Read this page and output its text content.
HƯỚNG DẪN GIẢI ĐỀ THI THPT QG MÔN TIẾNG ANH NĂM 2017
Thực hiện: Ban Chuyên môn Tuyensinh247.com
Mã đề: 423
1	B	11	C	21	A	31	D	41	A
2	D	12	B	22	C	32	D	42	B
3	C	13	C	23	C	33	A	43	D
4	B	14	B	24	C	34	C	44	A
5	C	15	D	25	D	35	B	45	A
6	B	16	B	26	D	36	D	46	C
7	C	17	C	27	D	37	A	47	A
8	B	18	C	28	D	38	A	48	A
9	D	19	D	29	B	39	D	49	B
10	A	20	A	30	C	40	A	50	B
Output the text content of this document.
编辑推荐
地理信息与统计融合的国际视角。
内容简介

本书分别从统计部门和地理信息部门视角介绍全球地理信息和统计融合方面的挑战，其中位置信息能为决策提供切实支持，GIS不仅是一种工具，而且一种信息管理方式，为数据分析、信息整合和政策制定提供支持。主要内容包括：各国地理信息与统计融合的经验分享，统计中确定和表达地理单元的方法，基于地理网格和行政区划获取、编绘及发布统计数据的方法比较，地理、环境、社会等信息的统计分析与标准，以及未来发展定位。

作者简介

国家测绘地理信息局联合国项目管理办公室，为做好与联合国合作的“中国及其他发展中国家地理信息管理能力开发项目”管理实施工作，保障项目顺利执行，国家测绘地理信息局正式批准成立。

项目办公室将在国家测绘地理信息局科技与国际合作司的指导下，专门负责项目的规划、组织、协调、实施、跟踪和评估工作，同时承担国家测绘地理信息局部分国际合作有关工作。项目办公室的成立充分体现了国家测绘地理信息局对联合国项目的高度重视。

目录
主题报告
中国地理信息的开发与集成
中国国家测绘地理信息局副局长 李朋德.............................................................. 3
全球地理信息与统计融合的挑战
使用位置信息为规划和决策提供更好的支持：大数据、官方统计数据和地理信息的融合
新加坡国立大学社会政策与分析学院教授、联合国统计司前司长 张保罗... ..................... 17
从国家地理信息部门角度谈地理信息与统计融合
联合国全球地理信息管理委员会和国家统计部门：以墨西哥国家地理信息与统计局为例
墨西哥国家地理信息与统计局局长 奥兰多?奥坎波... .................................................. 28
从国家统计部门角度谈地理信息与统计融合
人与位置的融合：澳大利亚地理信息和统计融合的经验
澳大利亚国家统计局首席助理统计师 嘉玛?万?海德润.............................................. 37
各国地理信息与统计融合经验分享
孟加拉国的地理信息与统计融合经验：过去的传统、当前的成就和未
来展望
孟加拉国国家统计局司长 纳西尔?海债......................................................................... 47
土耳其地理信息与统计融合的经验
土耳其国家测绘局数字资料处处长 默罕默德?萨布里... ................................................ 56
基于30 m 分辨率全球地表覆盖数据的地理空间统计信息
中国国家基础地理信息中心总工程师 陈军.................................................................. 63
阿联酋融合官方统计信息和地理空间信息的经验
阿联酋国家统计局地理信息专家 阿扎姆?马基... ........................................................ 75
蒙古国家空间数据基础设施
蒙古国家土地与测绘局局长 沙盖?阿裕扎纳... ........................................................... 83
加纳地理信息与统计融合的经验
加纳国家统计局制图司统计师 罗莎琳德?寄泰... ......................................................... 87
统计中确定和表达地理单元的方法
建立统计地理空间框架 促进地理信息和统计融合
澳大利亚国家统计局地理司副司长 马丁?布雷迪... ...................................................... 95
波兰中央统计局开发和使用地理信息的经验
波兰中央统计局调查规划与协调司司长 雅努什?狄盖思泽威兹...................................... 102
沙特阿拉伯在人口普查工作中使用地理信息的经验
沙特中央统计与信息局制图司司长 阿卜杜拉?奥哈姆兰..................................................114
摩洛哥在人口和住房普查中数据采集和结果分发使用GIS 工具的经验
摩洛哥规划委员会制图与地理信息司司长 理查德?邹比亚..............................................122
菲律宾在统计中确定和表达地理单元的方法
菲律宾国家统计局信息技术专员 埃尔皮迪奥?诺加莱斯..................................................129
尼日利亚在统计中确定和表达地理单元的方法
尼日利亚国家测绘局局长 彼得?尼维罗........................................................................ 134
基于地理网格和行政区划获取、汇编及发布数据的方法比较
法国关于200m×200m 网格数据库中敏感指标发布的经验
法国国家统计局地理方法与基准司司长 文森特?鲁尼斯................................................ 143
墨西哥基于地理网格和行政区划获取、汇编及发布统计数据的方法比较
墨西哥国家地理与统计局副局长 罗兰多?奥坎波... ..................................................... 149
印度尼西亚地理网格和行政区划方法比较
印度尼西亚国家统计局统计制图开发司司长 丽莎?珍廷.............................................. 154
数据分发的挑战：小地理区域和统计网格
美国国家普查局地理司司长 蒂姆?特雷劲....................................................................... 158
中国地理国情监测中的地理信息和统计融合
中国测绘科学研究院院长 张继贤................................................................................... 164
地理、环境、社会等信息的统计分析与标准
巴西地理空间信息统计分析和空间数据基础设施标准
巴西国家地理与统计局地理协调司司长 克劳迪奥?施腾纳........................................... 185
┄┄┄┄┄┄
• Given instruction: Exactly reproduce all of the entries above.

• Complete answer:
Read this page and output its text content.
HƯỚNG DẪN GIẢI ĐỀ THI THPT QG MÔN TIẾNG ANH NĂM 2017
Thực hiện: Ban Chuyên môn Tuyensinh247.com
Mã đề: 423
1	B	11	C	21	A	31	D	41	A
2	D	12	B	22	C	32	D	42	B
3	C	13	C	23	C	33	A	43	D
4	B	14	B	24	C	34	C	44	A
5	C	15	D	25	D	35	B	45	A
6	B	16	B	26	D	36	D	46	C
7	C	17	C	27	D	37	A	47	A
8	B	18	C	28	D	38	A	48	A
9	D	19	D	29	B	39	D	49	B
10	A	20	A	30	C	40	A	50	B
Output the text content of this document.
编辑推荐
地理信息与统计融合的国际视角。
内容简介

本书分别从统计部门和地理信息部门视角介绍全球地理信息和统计融合方面的挑战，其中位置信息能为决策提供切实支持，GIS不仅是一种工具，而且一种信息管理方式，为数据分析、信息整合和政策制定提供支持。主要内容包括：各国地理信息与统计融合的经验分享，统计中确定和表达地理单元的方法，基于地理网格和行政区划获取、编绘及发布统计数据的方法比较，地理、环境、社会等信息的统计分析与标准，以及未来发展定位。

作者简介

国家测绘地理信息局联合国项目管理办公室，为做好与联合国合作的“中国及其他发展中国家地理信息管理能力开发项目”管理实施工作，保障项目顺利执行，国家测绘地理信息局正式批准成立。

项目办公室将在国家测绘地理信息局科技与国际合作司的指导下，专门负责项目的规划、组织、协调、实施、跟踪和评估工作，同时承担国家测绘地理信息局部分国际合作有关工作。项目办公室的成立充分体现了国家测绘地理信息局对联合国项目的高度重视。

目录
主题报告
中国地理信息的开发与集成
中国国家测绘地理信息局副局长 李朋德.............................................................. 3
全球地理信息与统计融合的挑战
使用位置信息为规划和决策提供更好的支持：大数据、官方统计数据和地理信息的融合
新加坡国立大学社会政策与分析学院教授、联合国统计司前司长 张保罗... ..................... 17
从国家地理信息部门角度谈地理信息与统计融合
联合国全球地理信息管理委员会和国家统计部门：以墨西哥国家地理信息与统计局为例
墨西哥国家地理信息与统计局局长 奥兰多?奥坎波... .................................................. 28
从国家统计部门角度谈地理信息与统计融合
人与位置的融合：澳大利亚地理信息和统计融合的经验
澳大利亚国家统计局首席助理统计师 嘉玛?万?海德润.............................................. 37
各国地理信息与统计融合经验分享
孟加拉国的地理信息与统计融合经验：过去的传统、当前的成就和未
来展望
孟加拉国国家统计局司长 纳西尔?海债......................................................................... 47
土耳其地理信息与统计融合的经验
土耳其国家测绘局数字资料处处长 默罕默德?萨布里... ................................................ 56
基于30 m 分辨率全球地表覆盖数据的地理空间统计信息
中国国家基础地理信息中心总工程师 陈军.................................................................. 63
阿联酋融合官方统计信息和地理空间信息的经验
阿联酋国家统计局地理信息专家 阿扎姆?马基... ........................................................ 75
蒙古国家空间数据基础设施
蒙古国家土地与测绘局局长 沙盖?阿裕扎纳... ........................................................... 83
加纳地理信息与统计融合的经验
加纳国家统计局制图司统计师 罗莎琳德?寄泰... ......................................................... 87
统计中确定和表达地理单元的方法
建立统计地理空间框架 促进地理信息和统计融合
澳大利亚国家统计局地理司副司长 马丁?布雷迪... ...................................................... 95
波兰中央统计局开发和使用地理信息的经验
波兰中央统计局调查规划与协调司司长 雅努什?狄盖思泽威兹...................................... 102
沙特阿拉伯在人口普查工作中使用地理信息的经验
沙特中央统计与信息局制图司司长 阿卜杜拉?奥哈姆兰..................................................114
摩洛哥在人口和住房普查中数据采集和结果分发使用GIS 工具的经验
摩洛哥规划委员会制图与地理信息司司长 理查德?邹比亚..............................................122
菲律宾在统计中确定和表达地理单元的方法
菲律宾国家统计局信息技术专员 埃尔皮迪奥?诺加莱斯..................................................129
尼日利亚在统计中确定和表达地理单元的方法
尼日利亚国家测绘局局长 彼得?尼维罗........................................................................ 134
基于地理网格和行政区划获取、汇编及发布数据的方法比较
法国关于200m×200m 网格数据库中敏感指标发布的经验
法国国家统计局地理方法与基准司司长 文森特?鲁尼斯................................................ 143
墨西哥基于地理网格和行政区划获取、汇编及发布统计数据的方法比较
墨西哥国家地理与统计局副局长 罗兰多?奥坎波... ..................................................... 149
印度尼西亚地理网格和行政区划方法比较
印度尼西亚国家统计局统计制图开发司司长 丽莎?珍廷.............................................. 154
数据分发的挑战：小地理区域和统计网格
美国国家普查局地理司司长 蒂姆?特雷劲....................................................................... 158
中国地理国情监测中的地理信息和统计融合
中国测绘科学研究院院长 张继贤................................................................................... 164
地理、环境、社会等信息的统计分析与标准
巴西地理空间信息统计分析和空间数据基础设施标准
巴西国家地理与统计局地理协调司司长 克劳迪奥?施腾纳........................................... 185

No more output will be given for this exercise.